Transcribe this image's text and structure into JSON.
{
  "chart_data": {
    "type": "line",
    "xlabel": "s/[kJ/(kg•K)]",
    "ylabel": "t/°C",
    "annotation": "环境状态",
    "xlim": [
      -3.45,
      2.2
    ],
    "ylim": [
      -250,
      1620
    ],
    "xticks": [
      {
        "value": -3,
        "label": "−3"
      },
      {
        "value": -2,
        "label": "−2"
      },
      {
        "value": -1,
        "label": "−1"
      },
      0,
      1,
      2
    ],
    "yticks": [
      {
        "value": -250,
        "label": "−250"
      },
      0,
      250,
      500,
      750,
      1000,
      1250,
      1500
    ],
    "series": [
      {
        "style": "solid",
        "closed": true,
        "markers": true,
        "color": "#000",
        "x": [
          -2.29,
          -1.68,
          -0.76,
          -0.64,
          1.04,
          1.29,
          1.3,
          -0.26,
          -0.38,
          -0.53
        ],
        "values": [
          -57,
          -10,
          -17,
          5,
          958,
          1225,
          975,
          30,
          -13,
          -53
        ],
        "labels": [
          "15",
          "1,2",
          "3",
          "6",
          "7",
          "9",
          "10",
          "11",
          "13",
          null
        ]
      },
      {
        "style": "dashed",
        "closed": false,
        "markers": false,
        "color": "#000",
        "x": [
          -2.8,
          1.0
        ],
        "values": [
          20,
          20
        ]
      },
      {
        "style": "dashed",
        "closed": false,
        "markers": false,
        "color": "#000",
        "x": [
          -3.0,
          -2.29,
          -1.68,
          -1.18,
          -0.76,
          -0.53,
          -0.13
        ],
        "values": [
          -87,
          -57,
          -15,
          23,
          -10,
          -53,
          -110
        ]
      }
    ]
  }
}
....
Copy out the data shown above without altering anything.

Transcribe this image's text and structure into JSON.
{
  "chart_data": {
    "type": "line",
    "xlabel": "s/[kJ/(kg•K)]",
    "ylabel": "t/°C",
    "annotation": "环境状态",
    "xlim": [
      -3.45,
      2.2
    ],
    "ylim": [
      -250,
      1620
    ],
    "xticks": [
      {
        "value": -3,
        "label": "−3"
      },
      {
        "value": -2,
        "label": "−2"
      },
      {
        "value": -1,
        "label": "−1"
      },
      0,
      1,
      2
    ],
    "yticks": [
      {
        "value": -250,
        "label": "−250"
      },
      0,
      250,
      500,
      750,
      1000,
      1250,
      1500
    ],
    "series": [
      {
        "style": "solid",
        "closed": true,
        "markers": true,
        "color": "#000",
        "x": [
          -2.29,
          -1.68,
          -0.76,
          -0.64,
          1.04,
          1.29,
          1.3,
          -0.26,
          -0.38,
          -0.53
        ],
        "values": [
          -57,
          -10,
          -17,
          5,
          958,
          1225,
          975,
          30,
          -13,
          -53
        ],
        "labels": [
          "15",
          "1,2",
          "3",
          "6",
          "7",
          "9",
          "10",
          "11",
          "13",
          null
        ]
      },
      {
        "style": "dashed",
        "closed": false,
        "markers": false,
        "color": "#000",
        "x": [
          -2.8,
          1.0
        ],
        "values": [
          20,
          20
        ]
      },
      {
        "style": "dashed",
        "closed": false,
        "markers": false,
        "color": "#000",
        "x": [
          -3.0,
          -2.29,
          -1.68,
          -1.18,
          -0.76,
          -0.53,
          -0.13
        ],
        "values": [
          -87,
          -57,
          -15,
          23,
          -10,
          -53,
          -110
        ]
      }
    ]
  }
}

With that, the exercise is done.